» DO THIS
Retype all of the lines in the records below so that each one matches the original character for character.

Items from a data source
__________________________________________________

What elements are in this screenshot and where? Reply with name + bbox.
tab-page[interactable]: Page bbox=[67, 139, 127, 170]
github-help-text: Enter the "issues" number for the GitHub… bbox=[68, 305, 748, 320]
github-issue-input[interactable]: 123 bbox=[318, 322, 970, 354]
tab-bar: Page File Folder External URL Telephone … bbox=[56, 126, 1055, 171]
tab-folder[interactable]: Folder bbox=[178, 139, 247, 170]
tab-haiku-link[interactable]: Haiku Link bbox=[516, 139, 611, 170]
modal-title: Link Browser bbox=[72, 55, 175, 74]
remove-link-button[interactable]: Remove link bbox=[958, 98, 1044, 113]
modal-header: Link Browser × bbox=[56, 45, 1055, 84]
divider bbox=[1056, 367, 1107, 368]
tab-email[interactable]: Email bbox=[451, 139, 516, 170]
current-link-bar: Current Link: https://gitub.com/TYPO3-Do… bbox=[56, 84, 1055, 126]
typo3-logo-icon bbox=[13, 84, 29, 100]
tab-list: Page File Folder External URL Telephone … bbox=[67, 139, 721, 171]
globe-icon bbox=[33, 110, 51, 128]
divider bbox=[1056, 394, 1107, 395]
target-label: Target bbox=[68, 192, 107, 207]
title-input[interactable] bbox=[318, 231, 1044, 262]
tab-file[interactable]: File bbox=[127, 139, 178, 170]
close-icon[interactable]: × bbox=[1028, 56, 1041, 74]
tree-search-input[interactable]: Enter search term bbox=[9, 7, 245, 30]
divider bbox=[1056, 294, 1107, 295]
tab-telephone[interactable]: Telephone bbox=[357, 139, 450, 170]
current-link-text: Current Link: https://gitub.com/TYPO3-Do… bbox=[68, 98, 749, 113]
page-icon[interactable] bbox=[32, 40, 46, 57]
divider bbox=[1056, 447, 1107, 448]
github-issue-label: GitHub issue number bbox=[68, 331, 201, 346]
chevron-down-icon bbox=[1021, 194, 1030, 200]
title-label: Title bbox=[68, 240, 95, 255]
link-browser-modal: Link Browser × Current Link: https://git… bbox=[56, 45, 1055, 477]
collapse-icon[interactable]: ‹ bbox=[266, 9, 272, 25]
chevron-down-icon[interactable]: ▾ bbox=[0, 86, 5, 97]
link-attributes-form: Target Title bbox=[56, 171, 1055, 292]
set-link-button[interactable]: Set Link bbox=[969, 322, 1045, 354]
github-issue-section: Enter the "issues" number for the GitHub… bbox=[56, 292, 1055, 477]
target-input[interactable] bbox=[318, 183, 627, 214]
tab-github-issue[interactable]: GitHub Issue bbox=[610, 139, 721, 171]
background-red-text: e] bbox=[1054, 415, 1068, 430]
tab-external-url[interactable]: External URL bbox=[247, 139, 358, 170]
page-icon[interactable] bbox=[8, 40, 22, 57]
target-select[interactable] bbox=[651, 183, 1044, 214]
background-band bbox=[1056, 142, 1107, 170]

__________________________________________________

» REPLY TO THE TASK
What elements are in this screenshot and where? Reply with name + bbox.
tab-page[interactable]: Page bbox=[67, 139, 127, 170]
github-help-text: Enter the "issues" number for the GitHub… bbox=[68, 305, 748, 320]
github-issue-input[interactable]: 123 bbox=[318, 322, 970, 354]
tab-bar: Page File Folder External URL Telephone … bbox=[56, 126, 1055, 171]
tab-folder[interactable]: Folder bbox=[178, 139, 247, 170]
tab-haiku-link[interactable]: Haiku Link bbox=[516, 139, 611, 170]
modal-title: Link Browser bbox=[72, 55, 175, 74]
remove-link-button[interactable]: Remove link bbox=[958, 98, 1044, 113]
modal-header: Link Browser × bbox=[56, 45, 1055, 84]
divider bbox=[1056, 367, 1107, 368]
tab-email[interactable]: Email bbox=[451, 139, 516, 170]
current-link-bar: Current Link: https://gitub.com/TYPO3-Do… bbox=[56, 84, 1055, 126]
typo3-logo-icon bbox=[13, 84, 29, 100]
tab-list: Page File Folder External URL Telephone … bbox=[67, 139, 721, 171]
globe-icon bbox=[33, 110, 51, 128]
divider bbox=[1056, 394, 1107, 395]
target-label: Target bbox=[68, 192, 107, 207]
title-input[interactable] bbox=[318, 231, 1044, 262]
tab-file[interactable]: File bbox=[127, 139, 178, 170]
close-icon[interactable]: × bbox=[1028, 56, 1041, 74]
tree-search-input[interactable]: Enter search term bbox=[9, 7, 245, 30]
divider bbox=[1056, 294, 1107, 295]
tab-telephone[interactable]: Telephone bbox=[357, 139, 450, 170]
current-link-text: Current Link: https://gitub.com/TYPO3-Do… bbox=[68, 98, 749, 113]
page-icon[interactable] bbox=[32, 40, 46, 57]
divider bbox=[1056, 447, 1107, 448]
github-issue-label: GitHub issue number bbox=[68, 331, 201, 346]
chevron-down-icon bbox=[1021, 194, 1030, 200]
title-label: Title bbox=[68, 240, 95, 255]
link-browser-modal: Link Browser × Current Link: https://git… bbox=[56, 45, 1055, 477]
collapse-icon[interactable]: ‹ bbox=[266, 9, 272, 25]
chevron-down-icon[interactable]: ▾ bbox=[0, 86, 5, 97]
link-attributes-form: Target Title bbox=[56, 171, 1055, 292]
set-link-button[interactable]: Set Link bbox=[969, 322, 1045, 354]
github-issue-section: Enter the "issues" number for the GitHub… bbox=[56, 292, 1055, 477]
target-input[interactable] bbox=[318, 183, 627, 214]
tab-github-issue[interactable]: GitHub Issue bbox=[610, 139, 721, 171]
background-red-text: e] bbox=[1054, 415, 1068, 430]
tab-external-url[interactable]: External URL bbox=[247, 139, 358, 170]
page-icon[interactable] bbox=[8, 40, 22, 57]
target-select[interactable] bbox=[651, 183, 1044, 214]
background-band bbox=[1056, 142, 1107, 170]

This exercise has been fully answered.